> _Data lines_:
☆ ☆ ☆

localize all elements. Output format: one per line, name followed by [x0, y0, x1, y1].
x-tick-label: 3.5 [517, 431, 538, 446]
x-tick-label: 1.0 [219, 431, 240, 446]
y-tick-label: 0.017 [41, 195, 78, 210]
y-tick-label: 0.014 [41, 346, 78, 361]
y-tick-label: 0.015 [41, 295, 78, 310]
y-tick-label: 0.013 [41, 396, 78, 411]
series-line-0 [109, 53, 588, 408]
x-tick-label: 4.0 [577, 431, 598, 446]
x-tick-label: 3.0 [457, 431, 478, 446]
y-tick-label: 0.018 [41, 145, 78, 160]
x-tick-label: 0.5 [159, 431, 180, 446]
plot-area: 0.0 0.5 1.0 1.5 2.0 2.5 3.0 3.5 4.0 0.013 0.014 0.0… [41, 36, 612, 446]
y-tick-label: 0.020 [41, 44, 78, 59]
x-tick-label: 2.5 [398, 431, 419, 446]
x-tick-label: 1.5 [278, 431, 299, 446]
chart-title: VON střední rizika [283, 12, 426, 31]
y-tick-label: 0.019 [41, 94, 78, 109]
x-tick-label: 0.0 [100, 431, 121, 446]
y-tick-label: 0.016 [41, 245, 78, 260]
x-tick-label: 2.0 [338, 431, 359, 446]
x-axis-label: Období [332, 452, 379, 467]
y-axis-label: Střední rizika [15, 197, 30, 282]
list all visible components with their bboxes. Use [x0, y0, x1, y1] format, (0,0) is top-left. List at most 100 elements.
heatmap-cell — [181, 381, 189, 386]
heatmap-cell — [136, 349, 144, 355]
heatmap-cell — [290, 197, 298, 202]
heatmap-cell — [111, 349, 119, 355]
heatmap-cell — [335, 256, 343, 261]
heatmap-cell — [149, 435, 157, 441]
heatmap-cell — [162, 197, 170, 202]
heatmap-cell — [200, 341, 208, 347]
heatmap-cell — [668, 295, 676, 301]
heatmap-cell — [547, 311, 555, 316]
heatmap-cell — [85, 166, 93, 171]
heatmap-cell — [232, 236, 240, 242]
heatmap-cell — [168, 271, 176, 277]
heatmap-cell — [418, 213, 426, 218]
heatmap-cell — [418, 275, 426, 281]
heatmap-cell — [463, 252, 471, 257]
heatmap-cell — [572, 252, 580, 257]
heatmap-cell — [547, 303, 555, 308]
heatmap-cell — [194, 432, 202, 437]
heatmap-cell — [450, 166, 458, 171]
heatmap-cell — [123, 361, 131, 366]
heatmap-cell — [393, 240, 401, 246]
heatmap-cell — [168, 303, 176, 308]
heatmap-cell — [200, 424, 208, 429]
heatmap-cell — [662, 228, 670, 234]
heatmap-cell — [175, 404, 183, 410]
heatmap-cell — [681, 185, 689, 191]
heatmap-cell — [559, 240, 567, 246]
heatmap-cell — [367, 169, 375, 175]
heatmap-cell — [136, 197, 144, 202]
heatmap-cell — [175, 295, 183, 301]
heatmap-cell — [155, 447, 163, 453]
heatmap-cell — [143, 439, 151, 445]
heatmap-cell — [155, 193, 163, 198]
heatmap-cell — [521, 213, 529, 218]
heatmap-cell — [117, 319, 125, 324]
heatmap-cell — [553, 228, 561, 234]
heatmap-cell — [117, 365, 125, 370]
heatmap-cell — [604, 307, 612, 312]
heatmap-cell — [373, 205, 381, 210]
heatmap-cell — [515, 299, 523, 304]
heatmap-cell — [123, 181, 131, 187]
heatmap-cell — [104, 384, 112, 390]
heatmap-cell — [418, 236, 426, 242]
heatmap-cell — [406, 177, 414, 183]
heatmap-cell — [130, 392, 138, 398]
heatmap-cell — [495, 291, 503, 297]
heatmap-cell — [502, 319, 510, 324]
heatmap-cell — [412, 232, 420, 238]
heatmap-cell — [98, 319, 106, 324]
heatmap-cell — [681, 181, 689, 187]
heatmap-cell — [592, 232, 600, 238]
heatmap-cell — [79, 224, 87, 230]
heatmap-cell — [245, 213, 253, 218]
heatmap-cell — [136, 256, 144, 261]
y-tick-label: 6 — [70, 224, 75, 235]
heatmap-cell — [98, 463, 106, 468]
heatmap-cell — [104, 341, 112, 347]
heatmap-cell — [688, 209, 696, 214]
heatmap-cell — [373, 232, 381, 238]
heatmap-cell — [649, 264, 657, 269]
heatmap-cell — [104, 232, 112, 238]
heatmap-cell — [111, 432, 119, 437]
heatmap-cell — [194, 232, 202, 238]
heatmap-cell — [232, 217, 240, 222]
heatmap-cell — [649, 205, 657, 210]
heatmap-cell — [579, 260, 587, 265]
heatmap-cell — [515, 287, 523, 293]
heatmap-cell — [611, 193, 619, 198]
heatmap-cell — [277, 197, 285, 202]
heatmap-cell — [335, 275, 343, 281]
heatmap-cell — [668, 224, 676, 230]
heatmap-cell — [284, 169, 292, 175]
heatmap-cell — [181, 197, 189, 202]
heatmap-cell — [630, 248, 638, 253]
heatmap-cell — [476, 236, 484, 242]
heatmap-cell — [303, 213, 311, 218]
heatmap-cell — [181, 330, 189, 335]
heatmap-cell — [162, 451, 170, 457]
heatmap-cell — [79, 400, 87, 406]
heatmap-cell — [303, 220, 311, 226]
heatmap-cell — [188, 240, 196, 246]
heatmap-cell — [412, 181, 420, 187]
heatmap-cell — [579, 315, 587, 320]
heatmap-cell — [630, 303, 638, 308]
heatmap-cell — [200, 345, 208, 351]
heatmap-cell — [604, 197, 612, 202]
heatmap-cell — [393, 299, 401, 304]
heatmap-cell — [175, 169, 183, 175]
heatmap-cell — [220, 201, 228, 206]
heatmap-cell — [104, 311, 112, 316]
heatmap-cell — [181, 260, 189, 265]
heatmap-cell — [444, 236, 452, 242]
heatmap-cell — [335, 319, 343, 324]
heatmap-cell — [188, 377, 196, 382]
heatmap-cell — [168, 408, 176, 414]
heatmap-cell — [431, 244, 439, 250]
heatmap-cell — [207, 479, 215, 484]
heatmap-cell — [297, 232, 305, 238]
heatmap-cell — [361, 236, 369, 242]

☆ ☆ ☆

> _Stated goal_: Copy the data above line for line, keeping every character unchanged.

> _Result of the exercise_:
localize all elements. Output format: one per line, name followed by [x0, y0, x1, y1].
x-tick-label: 3.5 [517, 431, 538, 446]
x-tick-label: 1.0 [219, 431, 240, 446]
y-tick-label: 0.017 [41, 195, 78, 210]
y-tick-label: 0.014 [41, 346, 78, 361]
y-tick-label: 0.015 [41, 295, 78, 310]
y-tick-label: 0.013 [41, 396, 78, 411]
series-line-0 [109, 53, 588, 408]
x-tick-label: 4.0 [577, 431, 598, 446]
x-tick-label: 3.0 [457, 431, 478, 446]
y-tick-label: 0.018 [41, 145, 78, 160]
x-tick-label: 0.5 [159, 431, 180, 446]
plot-area: 0.0 0.5 1.0 1.5 2.0 2.5 3.0 3.5 4.0 0.013 0.014 0.0… [41, 36, 612, 446]
y-tick-label: 0.020 [41, 44, 78, 59]
x-tick-label: 2.5 [398, 431, 419, 446]
x-tick-label: 1.5 [278, 431, 299, 446]
chart-title: VON střední rizika [283, 12, 426, 31]
y-tick-label: 0.019 [41, 94, 78, 109]
x-tick-label: 0.0 [100, 431, 121, 446]
y-tick-label: 0.016 [41, 245, 78, 260]
x-tick-label: 2.0 [338, 431, 359, 446]
x-axis-label: Období [332, 452, 379, 467]
y-axis-label: Střední rizika [15, 197, 30, 282]
list all visible components with their bboxes. Use [x0, y0, x1, y1] format, (0,0) is top-left. List at most 100 elements.
heatmap-cell — [181, 381, 189, 386]
heatmap-cell — [136, 349, 144, 355]
heatmap-cell — [290, 197, 298, 202]
heatmap-cell — [111, 349, 119, 355]
heatmap-cell — [335, 256, 343, 261]
heatmap-cell — [149, 435, 157, 441]
heatmap-cell — [162, 197, 170, 202]
heatmap-cell — [200, 341, 208, 347]
heatmap-cell — [668, 295, 676, 301]
heatmap-cell — [547, 311, 555, 316]
heatmap-cell — [85, 166, 93, 171]
heatmap-cell — [232, 236, 240, 242]
heatmap-cell — [168, 271, 176, 277]
heatmap-cell — [418, 213, 426, 218]
heatmap-cell — [418, 275, 426, 281]
heatmap-cell — [463, 252, 471, 257]
heatmap-cell — [572, 252, 580, 257]
heatmap-cell — [547, 303, 555, 308]
heatmap-cell — [194, 432, 202, 437]
heatmap-cell — [450, 166, 458, 171]
heatmap-cell — [123, 361, 131, 366]
heatmap-cell — [393, 240, 401, 246]
heatmap-cell — [168, 303, 176, 308]
heatmap-cell — [200, 424, 208, 429]
heatmap-cell — [662, 228, 670, 234]
heatmap-cell — [175, 404, 183, 410]
heatmap-cell — [681, 185, 689, 191]
heatmap-cell — [559, 240, 567, 246]
heatmap-cell — [367, 169, 375, 175]
heatmap-cell — [136, 197, 144, 202]
heatmap-cell — [175, 295, 183, 301]
heatmap-cell — [155, 447, 163, 453]
heatmap-cell — [143, 439, 151, 445]
heatmap-cell — [155, 193, 163, 198]
heatmap-cell — [521, 213, 529, 218]
heatmap-cell — [117, 319, 125, 324]
heatmap-cell — [553, 228, 561, 234]
heatmap-cell — [117, 365, 125, 370]
heatmap-cell — [604, 307, 612, 312]
heatmap-cell — [373, 205, 381, 210]
heatmap-cell — [515, 299, 523, 304]
heatmap-cell — [123, 181, 131, 187]
heatmap-cell — [104, 384, 112, 390]
heatmap-cell — [418, 236, 426, 242]
heatmap-cell — [406, 177, 414, 183]
heatmap-cell — [130, 392, 138, 398]
heatmap-cell — [495, 291, 503, 297]
heatmap-cell — [502, 319, 510, 324]
heatmap-cell — [412, 232, 420, 238]
heatmap-cell — [98, 319, 106, 324]
heatmap-cell — [681, 181, 689, 187]
heatmap-cell — [592, 232, 600, 238]
heatmap-cell — [79, 224, 87, 230]
heatmap-cell — [245, 213, 253, 218]
heatmap-cell — [136, 256, 144, 261]
y-tick-label: 6 — [70, 224, 75, 235]
heatmap-cell — [98, 463, 106, 468]
heatmap-cell — [104, 341, 112, 347]
heatmap-cell — [688, 209, 696, 214]
heatmap-cell — [373, 232, 381, 238]
heatmap-cell — [649, 264, 657, 269]
heatmap-cell — [104, 232, 112, 238]
heatmap-cell — [111, 432, 119, 437]
heatmap-cell — [194, 232, 202, 238]
heatmap-cell — [232, 217, 240, 222]
heatmap-cell — [649, 205, 657, 210]
heatmap-cell — [579, 260, 587, 265]
heatmap-cell — [515, 287, 523, 293]
heatmap-cell — [611, 193, 619, 198]
heatmap-cell — [277, 197, 285, 202]
heatmap-cell — [335, 275, 343, 281]
heatmap-cell — [668, 224, 676, 230]
heatmap-cell — [284, 169, 292, 175]
heatmap-cell — [181, 197, 189, 202]
heatmap-cell — [630, 248, 638, 253]
heatmap-cell — [476, 236, 484, 242]
heatmap-cell — [303, 213, 311, 218]
heatmap-cell — [181, 330, 189, 335]
heatmap-cell — [162, 451, 170, 457]
heatmap-cell — [79, 400, 87, 406]
heatmap-cell — [303, 220, 311, 226]
heatmap-cell — [188, 240, 196, 246]
heatmap-cell — [412, 181, 420, 187]
heatmap-cell — [579, 315, 587, 320]
heatmap-cell — [630, 303, 638, 308]
heatmap-cell — [200, 345, 208, 351]
heatmap-cell — [604, 197, 612, 202]
heatmap-cell — [393, 299, 401, 304]
heatmap-cell — [175, 169, 183, 175]
heatmap-cell — [220, 201, 228, 206]
heatmap-cell — [104, 311, 112, 316]
heatmap-cell — [181, 260, 189, 265]
heatmap-cell — [444, 236, 452, 242]
heatmap-cell — [335, 319, 343, 324]
heatmap-cell — [188, 377, 196, 382]
heatmap-cell — [168, 408, 176, 414]
heatmap-cell — [431, 244, 439, 250]
heatmap-cell — [207, 479, 215, 484]
heatmap-cell — [297, 232, 305, 238]
heatmap-cell — [361, 236, 369, 242]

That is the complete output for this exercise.